Task:
Every line that holds "notifications" should be shown.

Material for this task:
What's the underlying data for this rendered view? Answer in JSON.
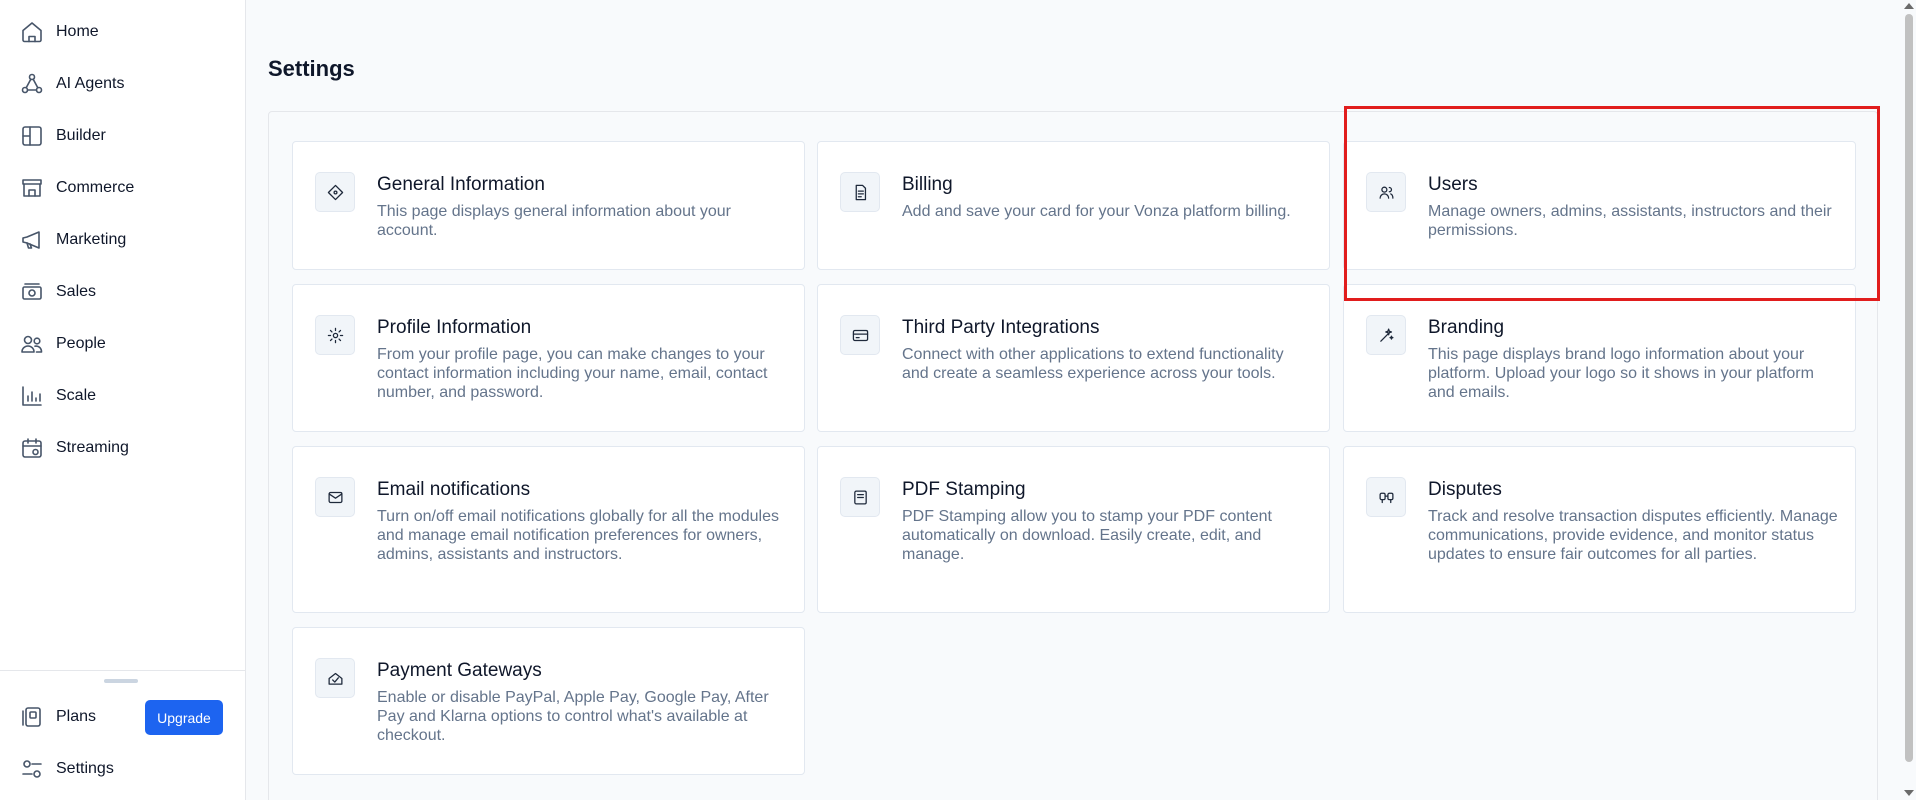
{
  "sidebar": {
    "items": [
      {
        "label": "Home",
        "icon": "home-icon"
      },
      {
        "label": "AI Agents",
        "icon": "ai-agents-icon"
      },
      {
        "label": "Builder",
        "icon": "builder-icon"
      },
      {
        "label": "Commerce",
        "icon": "commerce-icon"
      },
      {
        "label": "Marketing",
        "icon": "megaphone-icon"
      },
      {
        "label": "Sales",
        "icon": "sales-icon"
      },
      {
        "label": "People",
        "icon": "people-icon"
      },
      {
        "label": "Scale",
        "icon": "bar-chart-icon"
      },
      {
        "label": "Streaming",
        "icon": "calendar-icon"
      }
    ],
    "bottom": {
      "plans_label": "Plans",
      "upgrade_label": "Upgrade",
      "settings_label": "Settings"
    }
  },
  "main": {
    "title": "Settings",
    "cards": [
      {
        "title": "General Information",
        "description": "This page displays general information about your account.",
        "icon": "general-info-icon"
      },
      {
        "title": "Billing",
        "description": "Add and save your card for your Vonza platform billing.",
        "icon": "billing-icon"
      },
      {
        "title": "Users",
        "description": "Manage owners, admins, assistants, instructors and their permissions.",
        "icon": "users-icon"
      },
      {
        "title": "Profile Information",
        "description": "From your profile page, you can make changes to your contact information including your name, email, contact number, and password.",
        "icon": "profile-icon"
      },
      {
        "title": "Third Party Integrations",
        "description": "Connect with other applications to extend functionality and create a seamless experience across your tools.",
        "icon": "integrations-icon"
      },
      {
        "title": "Branding",
        "description": "This page displays brand logo information about your platform. Upload your logo so it shows in your platform and emails.",
        "icon": "branding-icon"
      },
      {
        "title": "Email notifications",
        "description": "Turn on/off email notifications globally for all the modules and manage email notification preferences for owners, admins, assistants and instructors.",
        "icon": "email-icon"
      },
      {
        "title": "PDF Stamping",
        "description": "PDF Stamping allow you to stamp your PDF content automatically on download. Easily create, edit, and manage.",
        "icon": "pdf-stamp-icon"
      },
      {
        "title": "Disputes",
        "description": "Track and resolve transaction disputes efficiently. Manage communications, provide evidence, and monitor status updates to ensure fair outcomes for all parties.",
        "icon": "disputes-icon"
      },
      {
        "title": "Payment Gateways",
        "description": "Enable or disable PayPal, Apple Pay, Google Pay, After Pay and Klarna options to control what's available at checkout.",
        "icon": "payment-gateways-icon"
      }
    ]
  },
  "colors": {
    "accent": "#1d64f0",
    "highlight": "#e11d1d"
  }
}
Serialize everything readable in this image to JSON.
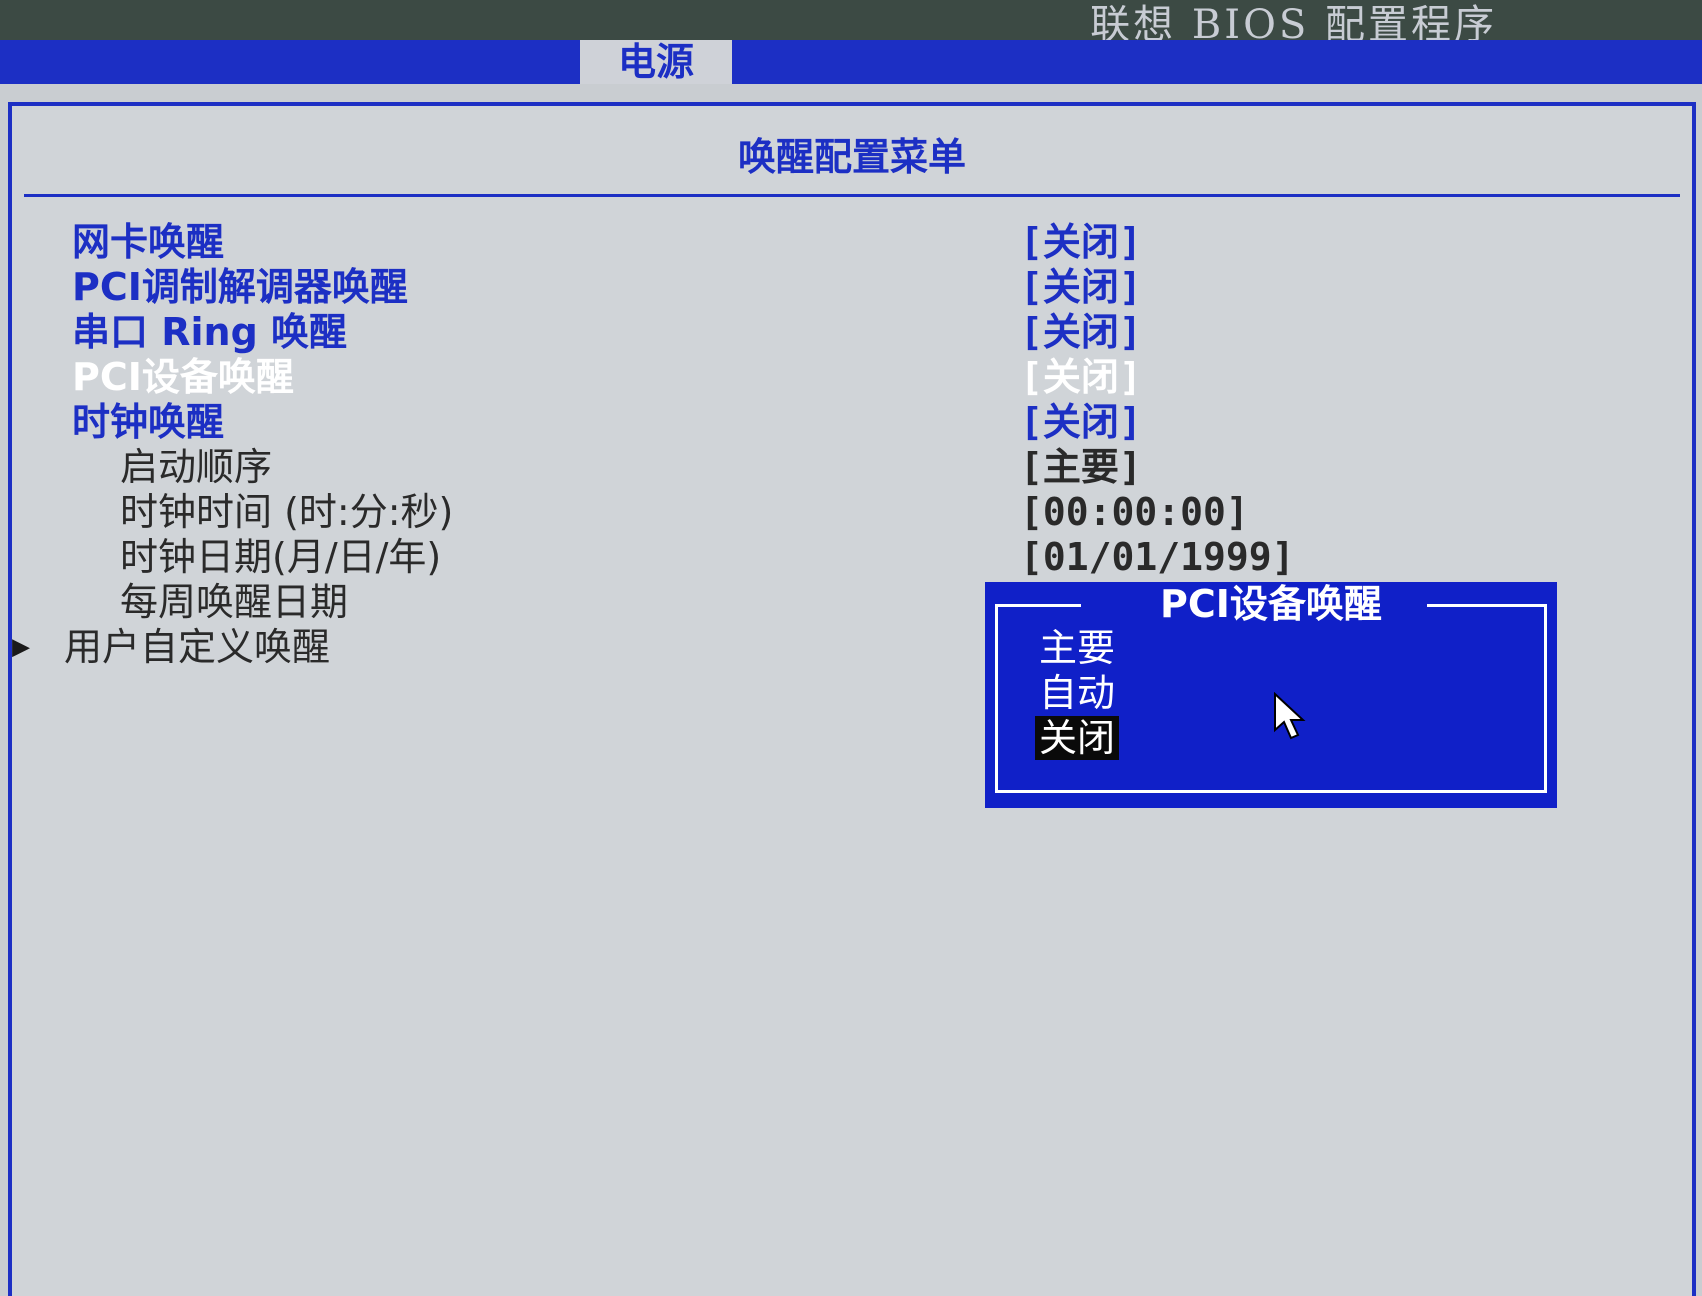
{
  "app_title": "联想 BIOS 配置程序",
  "active_tab": "电源",
  "menu_title": "唤醒配置菜单",
  "settings": [
    {
      "label": "网卡唤醒",
      "value": "[关闭]",
      "style": "blue"
    },
    {
      "label": "PCI调制解调器唤醒",
      "value": "[关闭]",
      "style": "blue"
    },
    {
      "label": "串口 Ring 唤醒",
      "value": "[关闭]",
      "style": "blue"
    },
    {
      "label": "PCI设备唤醒",
      "value": "[关闭]",
      "style": "white"
    },
    {
      "label": "时钟唤醒",
      "value": "[关闭]",
      "style": "blue"
    },
    {
      "label": "启动顺序",
      "value": "[主要]",
      "style": "dark"
    },
    {
      "label": "时钟时间 (时:分:秒)",
      "value": "[00:00:00]",
      "style": "dark"
    },
    {
      "label": "时钟日期(月/日/年)",
      "value": "[01/01/1999]",
      "style": "dark"
    },
    {
      "label": "每周唤醒日期",
      "value": "",
      "style": "dark"
    },
    {
      "label": "用户自定义唤醒",
      "value": "",
      "style": "dark"
    }
  ],
  "arrow_glyph": "▶",
  "popup": {
    "title": "PCI设备唤醒",
    "options": [
      "主要",
      "自动",
      "关闭"
    ],
    "selected": "关闭"
  },
  "colors": {
    "bios_blue": "#1c2fc4",
    "background": "#d0d4d8",
    "popup_blue": "#1020c8"
  }
}
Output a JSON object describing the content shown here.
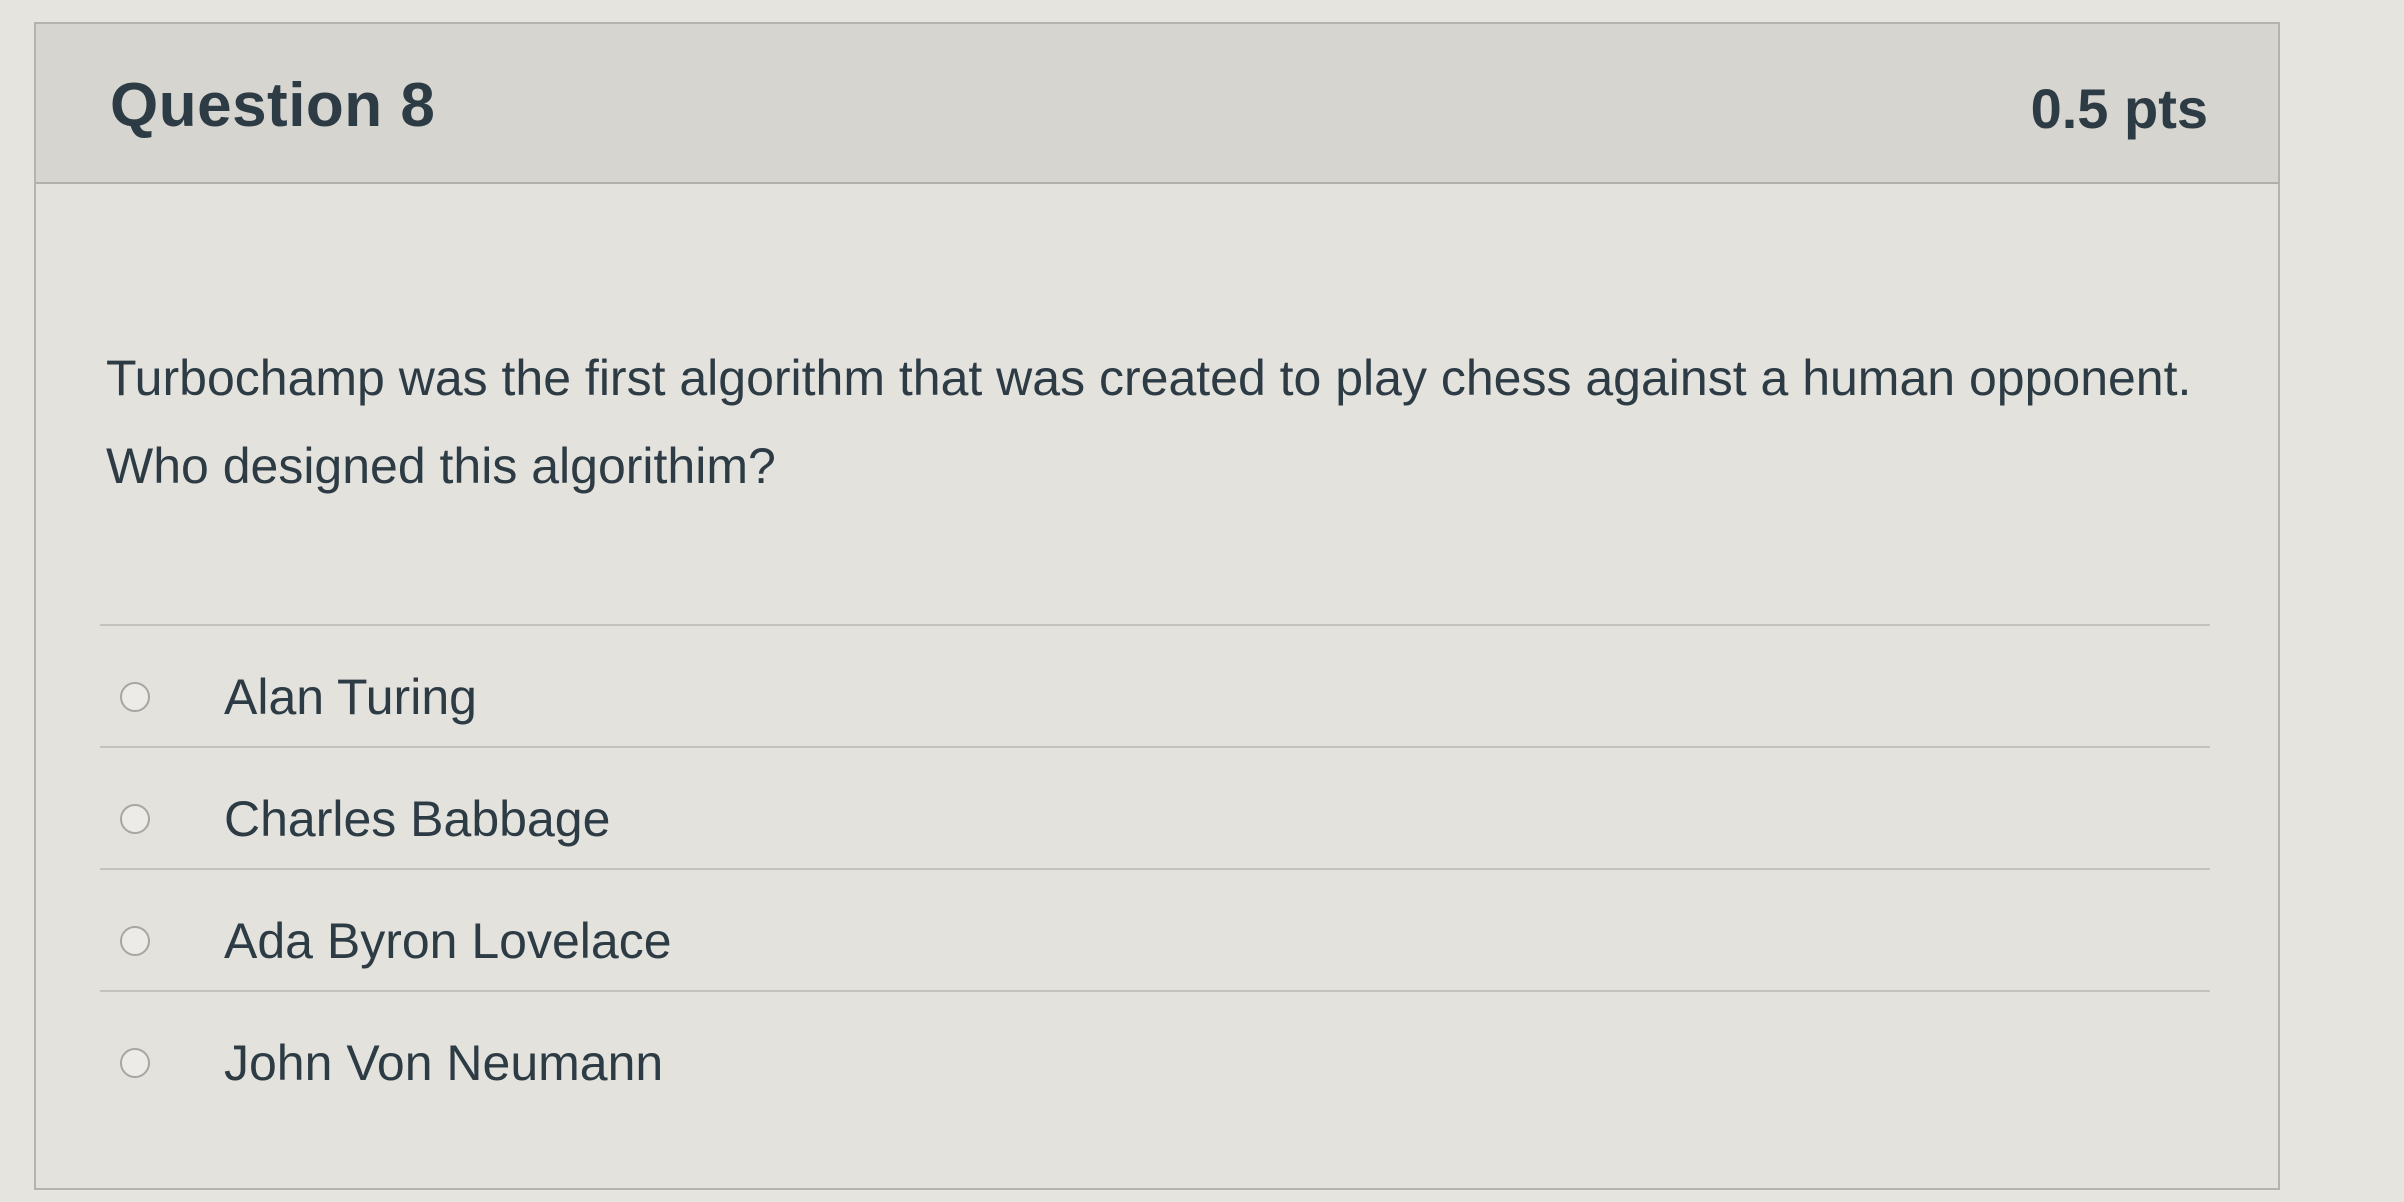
{
  "question": {
    "title": "Question 8",
    "points": "0.5 pts",
    "text": "Turbochamp was the first algorithm that was created to play chess against a human opponent.  Who designed this algorithim?",
    "answers": [
      {
        "label": "Alan Turing",
        "selected": false
      },
      {
        "label": "Charles Babbage",
        "selected": false
      },
      {
        "label": "Ada Byron Lovelace",
        "selected": false
      },
      {
        "label": "John Von Neumann",
        "selected": false
      }
    ]
  },
  "colors": {
    "text": "#2d3b45",
    "header_bg": "#d7d5d0",
    "card_bg": "#e4e2dd"
  }
}
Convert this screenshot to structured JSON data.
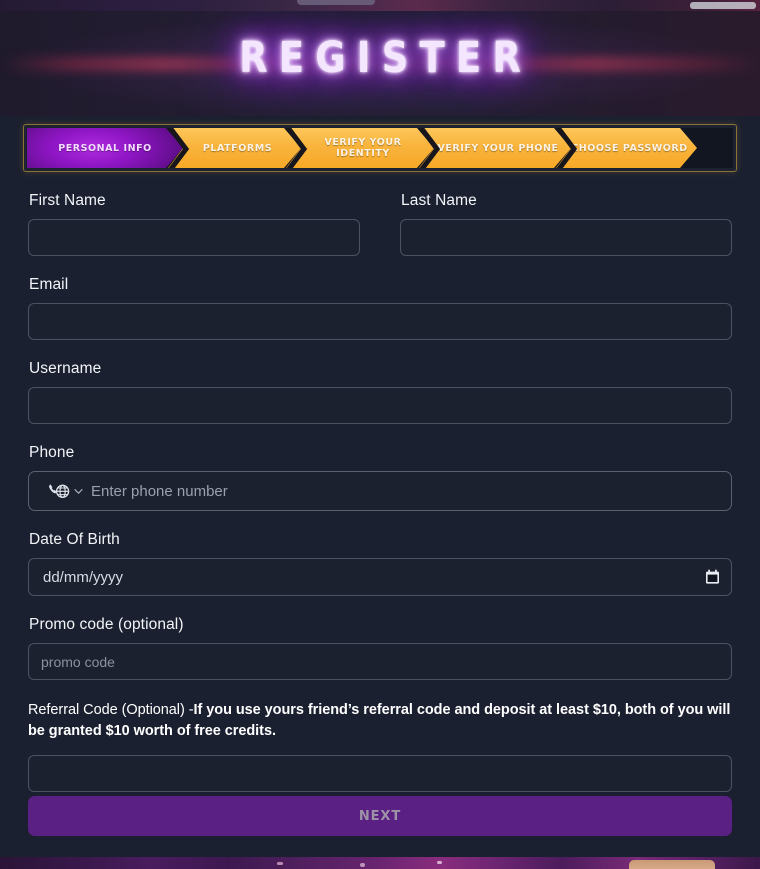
{
  "header": {
    "title": "REGISTER"
  },
  "steps": [
    {
      "label": "PERSONAL INFO",
      "state": "active"
    },
    {
      "label": "PLATFORMS",
      "state": "upcoming"
    },
    {
      "label": "VERIFY YOUR IDENTITY",
      "state": "upcoming"
    },
    {
      "label": "VERIFY YOUR PHONE",
      "state": "upcoming"
    },
    {
      "label": "CHOOSE PASSWORD",
      "state": "upcoming"
    }
  ],
  "form": {
    "first_name": {
      "label": "First Name",
      "value": "",
      "placeholder": ""
    },
    "last_name": {
      "label": "Last Name",
      "value": "",
      "placeholder": ""
    },
    "email": {
      "label": "Email",
      "value": "",
      "placeholder": ""
    },
    "username": {
      "label": "Username",
      "value": "",
      "placeholder": ""
    },
    "phone": {
      "label": "Phone",
      "value": "",
      "placeholder": "Enter phone number",
      "country_selector_icon": "phone-globe-icon"
    },
    "dob": {
      "label": "Date Of Birth",
      "value": "",
      "placeholder": "dd/mm/yyyy",
      "picker_icon": "calendar-icon"
    },
    "promo": {
      "label": "Promo code (optional)",
      "value": "",
      "placeholder": "promo code"
    },
    "referral": {
      "label_regular": "Referral Code (Optional) -",
      "label_bold": "If you use yours friend’s referral code and deposit at least $10, both of you will be granted $10 worth of free credits.",
      "value": "",
      "placeholder": ""
    },
    "submit": {
      "label": "NEXT"
    }
  },
  "colors": {
    "page_background": "#1b2030",
    "field_background": "#1c2130",
    "field_border": "#4b5261",
    "step_upcoming": "#f9b43c",
    "step_active": "#8e16c4",
    "step_bar_border": "#8a7333",
    "next_button": "#5b2084",
    "next_button_text": "#9d93a6",
    "title_glow": "#9b3fe0",
    "text_primary": "#f2f4f8"
  }
}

Answer to the problem:
        "title": "Email notifications",
        "description": "Turn on/off email notifications globally for all the modules and manage email notification preferences for owners, admins, assistants and instructors.",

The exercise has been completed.